◆ **WRITTEN INSTRUCTION**: Reproduce the data below in full and exclude every picture.

◆ **Figure contents as structured data**:

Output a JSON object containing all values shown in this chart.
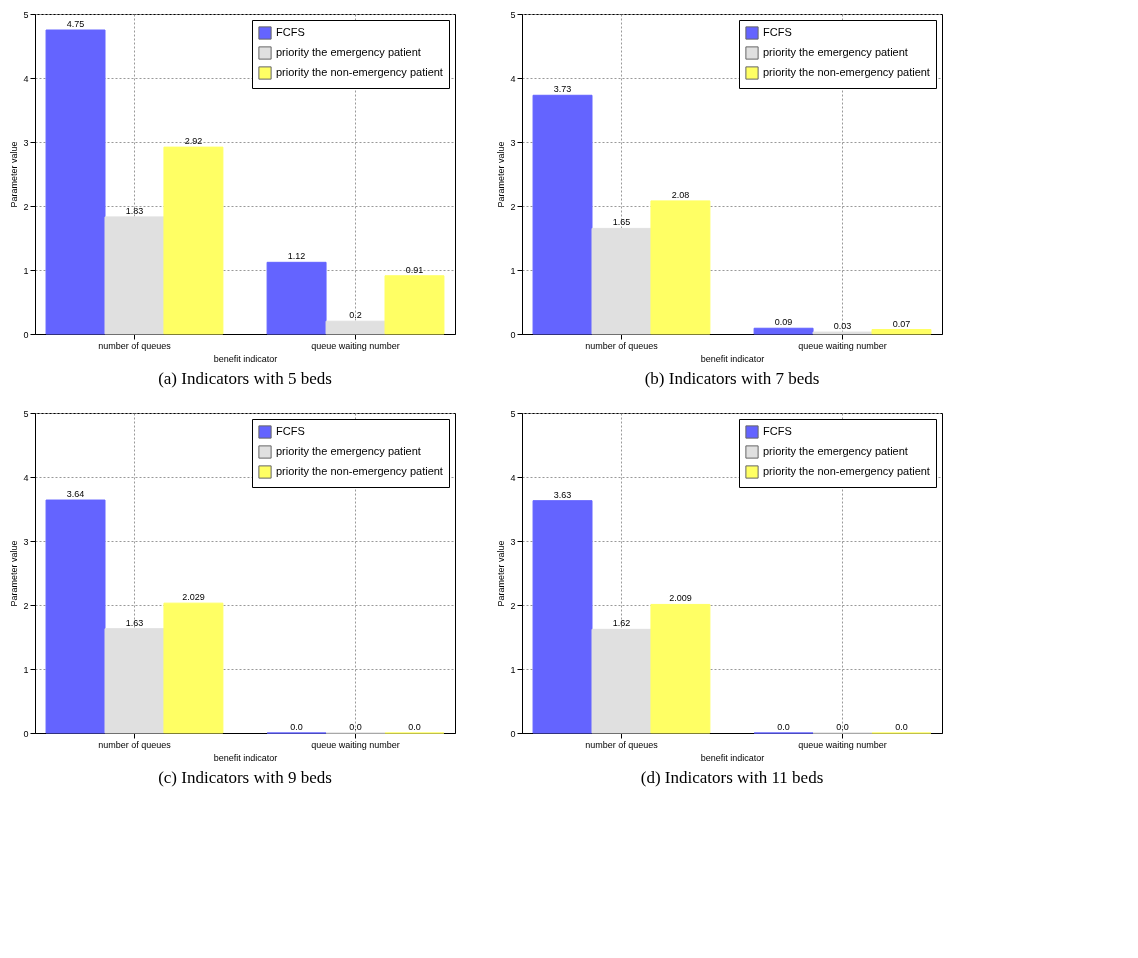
{
  "chart_data": [
    {
      "type": "bar",
      "title": "(a) Indicators with 5 beds",
      "xlabel": "benefit indicator",
      "ylabel": "Parameter value",
      "categories": [
        "number of queues",
        "queue waiting number"
      ],
      "ylim": [
        0,
        5
      ],
      "yticks": [
        0,
        1,
        2,
        3,
        4,
        5
      ],
      "grid": true,
      "legend": "top right",
      "series": [
        {
          "name": "FCFS",
          "color": "#6464ff",
          "values": [
            4.75,
            1.12
          ],
          "value_labels": [
            "4.75",
            "1.12"
          ]
        },
        {
          "name": "priority the emergency patient",
          "color": "#e0e0e0",
          "values": [
            1.83,
            0.2
          ],
          "value_labels": [
            "1.83",
            "0.2"
          ]
        },
        {
          "name": "priority the non-emergency patient",
          "color": "#ffff64",
          "values": [
            2.92,
            0.91
          ],
          "value_labels": [
            "2.92",
            "0.91"
          ]
        }
      ]
    },
    {
      "type": "bar",
      "title": "(b) Indicators with 7 beds",
      "xlabel": "benefit indicator",
      "ylabel": "Parameter value",
      "categories": [
        "number of queues",
        "queue waiting number"
      ],
      "ylim": [
        0,
        5
      ],
      "yticks": [
        0,
        1,
        2,
        3,
        4,
        5
      ],
      "grid": true,
      "legend": "top right",
      "series": [
        {
          "name": "FCFS",
          "color": "#6464ff",
          "values": [
            3.73,
            0.09
          ],
          "value_labels": [
            "3.73",
            "0.09"
          ]
        },
        {
          "name": "priority the emergency patient",
          "color": "#e0e0e0",
          "values": [
            1.65,
            0.03
          ],
          "value_labels": [
            "1.65",
            "0.03"
          ]
        },
        {
          "name": "priority the non-emergency patient",
          "color": "#ffff64",
          "values": [
            2.08,
            0.07
          ],
          "value_labels": [
            "2.08",
            "0.07"
          ]
        }
      ]
    },
    {
      "type": "bar",
      "title": "(c) Indicators with 9 beds",
      "xlabel": "benefit indicator",
      "ylabel": "Parameter value",
      "categories": [
        "number of queues",
        "queue waiting number"
      ],
      "ylim": [
        0,
        5
      ],
      "yticks": [
        0,
        1,
        2,
        3,
        4,
        5
      ],
      "grid": true,
      "legend": "top right",
      "series": [
        {
          "name": "FCFS",
          "color": "#6464ff",
          "values": [
            3.64,
            0
          ],
          "value_labels": [
            "3.64",
            "0.0"
          ]
        },
        {
          "name": "priority the emergency patient",
          "color": "#e0e0e0",
          "values": [
            1.63,
            0
          ],
          "value_labels": [
            "1.63",
            "0.0"
          ]
        },
        {
          "name": "priority the non-emergency patient",
          "color": "#ffff64",
          "values": [
            2.029,
            0
          ],
          "value_labels": [
            "2.029",
            "0.0"
          ]
        }
      ]
    },
    {
      "type": "bar",
      "title": "(d) Indicators with 11 beds",
      "xlabel": "benefit indicator",
      "ylabel": "Parameter value",
      "categories": [
        "number of queues",
        "queue waiting number"
      ],
      "ylim": [
        0,
        5
      ],
      "yticks": [
        0,
        1,
        2,
        3,
        4,
        5
      ],
      "grid": true,
      "legend": "top right",
      "series": [
        {
          "name": "FCFS",
          "color": "#6464ff",
          "values": [
            3.63,
            0
          ],
          "value_labels": [
            "3.63",
            "0.0"
          ]
        },
        {
          "name": "priority the emergency patient",
          "color": "#e0e0e0",
          "values": [
            1.62,
            0
          ],
          "value_labels": [
            "1.62",
            "0.0"
          ]
        },
        {
          "name": "priority the non-emergency patient",
          "color": "#ffff64",
          "values": [
            2.009,
            0
          ],
          "value_labels": [
            "2.009",
            "0.0"
          ]
        }
      ]
    }
  ]
}
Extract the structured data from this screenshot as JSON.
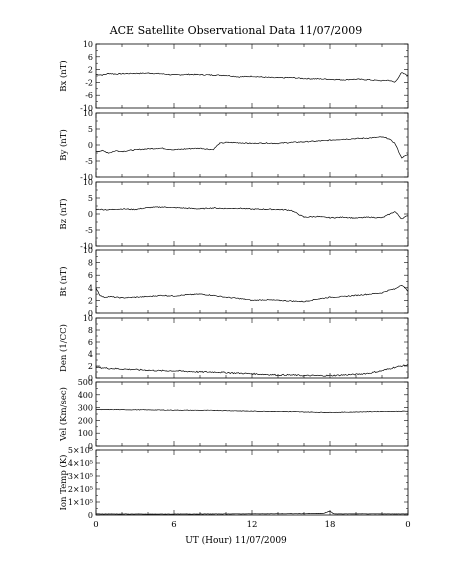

◆ **EXERCISE OUTPUT**:
Output a JSON object containing all values shown in this chart.
{
  "chart_data": [
    {
      "type": "bar",
      "title": "(a) Indicators with 5 beds",
      "xlabel": "benefit indicator",
      "ylabel": "Parameter value",
      "categories": [
        "number of queues",
        "queue waiting number"
      ],
      "ylim": [
        0,
        5
      ],
      "yticks": [
        0,
        1,
        2,
        3,
        4,
        5
      ],
      "grid": true,
      "legend": "top right",
      "series": [
        {
          "name": "FCFS",
          "color": "#6464ff",
          "values": [
            4.75,
            1.12
          ],
          "value_labels": [
            "4.75",
            "1.12"
          ]
        },
        {
          "name": "priority the emergency patient",
          "color": "#e0e0e0",
          "values": [
            1.83,
            0.2
          ],
          "value_labels": [
            "1.83",
            "0.2"
          ]
        },
        {
          "name": "priority the non-emergency patient",
          "color": "#ffff64",
          "values": [
            2.92,
            0.91
          ],
          "value_labels": [
            "2.92",
            "0.91"
          ]
        }
      ]
    },
    {
      "type": "bar",
      "title": "(b) Indicators with 7 beds",
      "xlabel": "benefit indicator",
      "ylabel": "Parameter value",
      "categories": [
        "number of queues",
        "queue waiting number"
      ],
      "ylim": [
        0,
        5
      ],
      "yticks": [
        0,
        1,
        2,
        3,
        4,
        5
      ],
      "grid": true,
      "legend": "top right",
      "series": [
        {
          "name": "FCFS",
          "color": "#6464ff",
          "values": [
            3.73,
            0.09
          ],
          "value_labels": [
            "3.73",
            "0.09"
          ]
        },
        {
          "name": "priority the emergency patient",
          "color": "#e0e0e0",
          "values": [
            1.65,
            0.03
          ],
          "value_labels": [
            "1.65",
            "0.03"
          ]
        },
        {
          "name": "priority the non-emergency patient",
          "color": "#ffff64",
          "values": [
            2.08,
            0.07
          ],
          "value_labels": [
            "2.08",
            "0.07"
          ]
        }
      ]
    },
    {
      "type": "bar",
      "title": "(c) Indicators with 9 beds",
      "xlabel": "benefit indicator",
      "ylabel": "Parameter value",
      "categories": [
        "number of queues",
        "queue waiting number"
      ],
      "ylim": [
        0,
        5
      ],
      "yticks": [
        0,
        1,
        2,
        3,
        4,
        5
      ],
      "grid": true,
      "legend": "top right",
      "series": [
        {
          "name": "FCFS",
          "color": "#6464ff",
          "values": [
            3.64,
            0
          ],
          "value_labels": [
            "3.64",
            "0.0"
          ]
        },
        {
          "name": "priority the emergency patient",
          "color": "#e0e0e0",
          "values": [
            1.63,
            0
          ],
          "value_labels": [
            "1.63",
            "0.0"
          ]
        },
        {
          "name": "priority the non-emergency patient",
          "color": "#ffff64",
          "values": [
            2.029,
            0
          ],
          "value_labels": [
            "2.029",
            "0.0"
          ]
        }
      ]
    },
    {
      "type": "bar",
      "title": "(d) Indicators with 11 beds",
      "xlabel": "benefit indicator",
      "ylabel": "Parameter value",
      "categories": [
        "number of queues",
        "queue waiting number"
      ],
      "ylim": [
        0,
        5
      ],
      "yticks": [
        0,
        1,
        2,
        3,
        4,
        5
      ],
      "grid": true,
      "legend": "top right",
      "series": [
        {
          "name": "FCFS",
          "color": "#6464ff",
          "values": [
            3.63,
            0
          ],
          "value_labels": [
            "3.63",
            "0.0"
          ]
        },
        {
          "name": "priority the emergency patient",
          "color": "#e0e0e0",
          "values": [
            1.62,
            0
          ],
          "value_labels": [
            "1.62",
            "0.0"
          ]
        },
        {
          "name": "priority the non-emergency patient",
          "color": "#ffff64",
          "values": [
            2.009,
            0
          ],
          "value_labels": [
            "2.009",
            "0.0"
          ]
        }
      ]
    }
  ]
}
Extract the structured data from this screenshot as JSON.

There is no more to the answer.